> What this task involves
Say how many lines of these entries include the word "sound", and answer with the number alone.
BEGIN Entries
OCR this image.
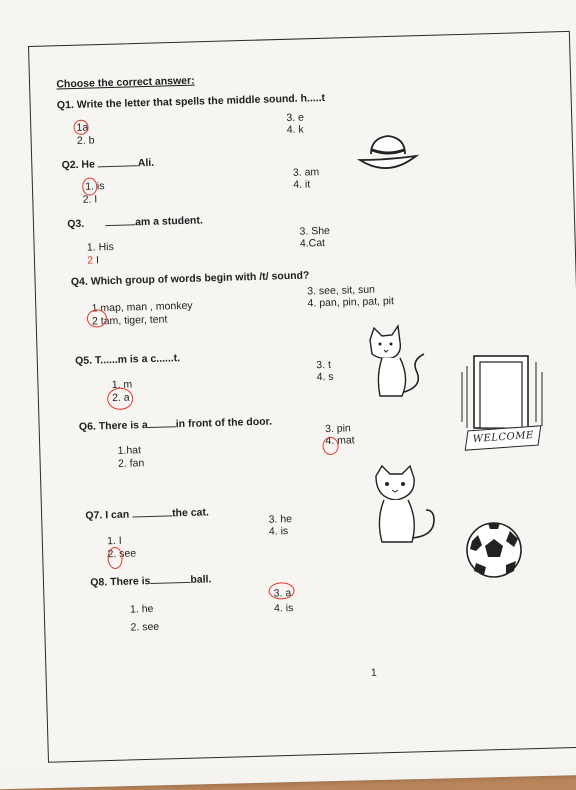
Choose the correct answer:
Q1. Write the letter that spells the middle sound. h.....t
1a
2. b
3. e
4. k
Q2. He	Ali.
1. is
2. I
3. am
4. it
Q3.	am a student.
1. His
2 I
3. She
4.Cat
Q4. Which group of words begin with /t/ sound?
1 map, man , monkey
2 tam, tiger, tent
3. see, sit, sun
4. pan, pin, pat, pit
Q5. T......m is a c......t.
1. m
2. a
3. t
4. s
Q6. There is a	in front of the door.
1.hat
2. fan
3. pin
4. mat
Q7. I can	the cat.
1. I
2. see
3. he
4. is
Q8. There is	ball.
1. he
2. see
3. a
4. is
1
WELCOME
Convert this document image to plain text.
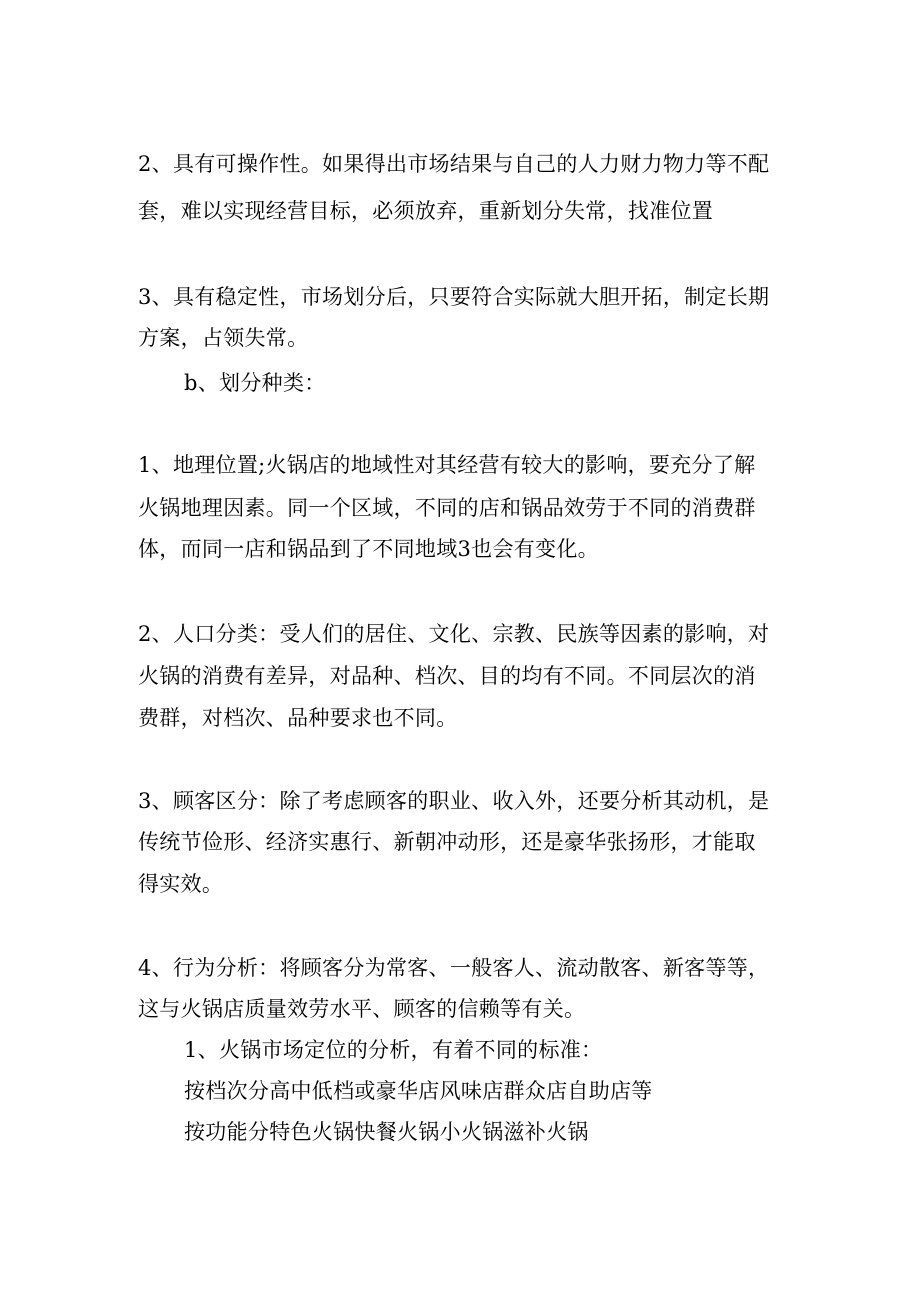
2、具有可操作性。如果得出市场结果与自己的人力财力物力等不配
套，难以实现经营目标，必须放弃，重新划分失常，找准位置
3、具有稳定性，市场划分后，只要符合实际就大胆开拓，制定长期
方案，占领失常。
b、划分种类：
1、地理位置;火锅店的地域性对其经营有较大的影响，要充分了解
火锅地理因素。同一个区域，不同的店和锅品效劳于不同的消费群
体，而同一店和锅品到了不同地域3也会有变化。
2、人口分类：受人们的居住、文化、宗教、民族等因素的影响，对
火锅的消费有差异，对品种、档次、目的均有不同。不同层次的消
费群，对档次、品种要求也不同。
3、顾客区分：除了考虑顾客的职业、收入外，还要分析其动机，是
传统节俭形、经济实惠行、新朝冲动形，还是豪华张扬形，才能取
得实效。
4、行为分析：将顾客分为常客、一般客人、流动散客、新客等等，
这与火锅店质量效劳水平、顾客的信赖等有关。
1、火锅市场定位的分析，有着不同的标准：
按档次分高中低档或豪华店风味店群众店自助店等
按功能分特色火锅快餐火锅小火锅滋补火锅
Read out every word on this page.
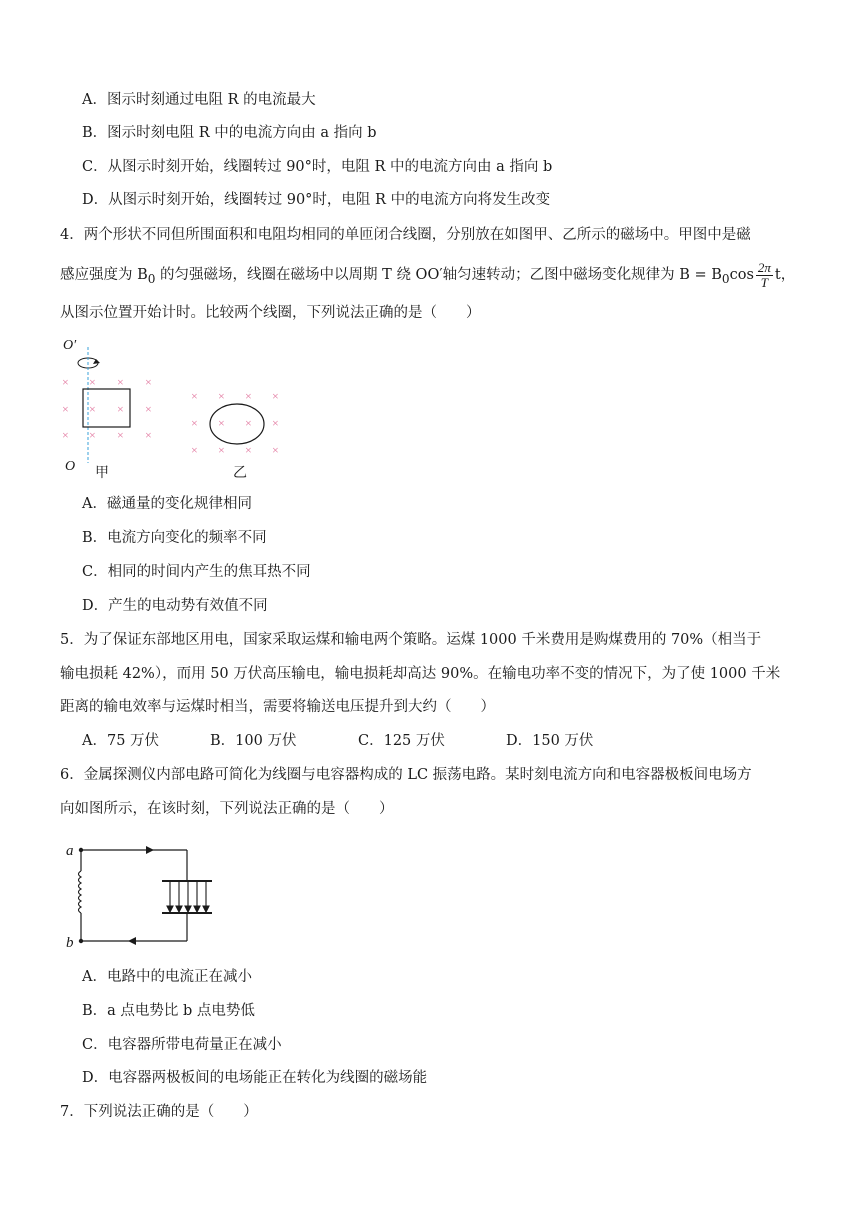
A．图示时刻通过电阻 R 的电流最大
B．图示时刻电阻 R 中的电流方向由 a 指向 b
C．从图示时刻开始，线圈转过 90°时，电阻 R 中的电流方向由 a 指向 b
D．从图示时刻开始，线圈转过 90°时，电阻 R 中的电流方向将发生改变
4．两个形状不同但所围面积和电阻均相同的单匝闭合线圈，分别放在如图甲、乙所示的磁场中。甲图中是磁
感应强度为 $B_0$ 的匀强磁场，线圈在磁场中以周期 T 绕 OO′轴匀速转动；乙图中磁场变化规律为 $B = B_0\cos \frac{2\pi}{T}$ t，
从图示位置开始计时。比较两个线圈，下列说法正确的是（　　）
O′
× × × ×
× × × ×
× × × ×
O 甲
× × × ×
× × × ×
× × × ×
乙
A．磁通量的变化规律相同
B．电流方向变化的频率不同
C．相同的时间内产生的焦耳热不同
D．产生的电动势有效值不同
5．为了保证东部地区用电，国家采取运煤和输电两个策略。运煤 1000 千米费用是购煤费用的 70%（相当于
输电损耗 42%），而用 50 万伏高压输电，输电损耗却高达 90%。在输电功率不变的情况下，为了使 1000 千米
距离的输电效率与运煤时相当，需要将输送电压提升到大约（　　）
A．75 万伏	B．100 万伏	C．125 万伏	D．150 万伏
6．金属探测仪内部电路可简化为线圈与电容器构成的 LC 振荡电路。某时刻电流方向和电容器极板间电场方
向如图所示，在该时刻，下列说法正确的是（　　）
a
b
A．电路中的电流正在减小
B．a 点电势比 b 点电势低
C．电容器所带电荷量正在减小
D．电容器两极板间的电场能正在转化为线圈的磁场能
7．下列说法正确的是（　　）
END Entries
> Response for this exercise
2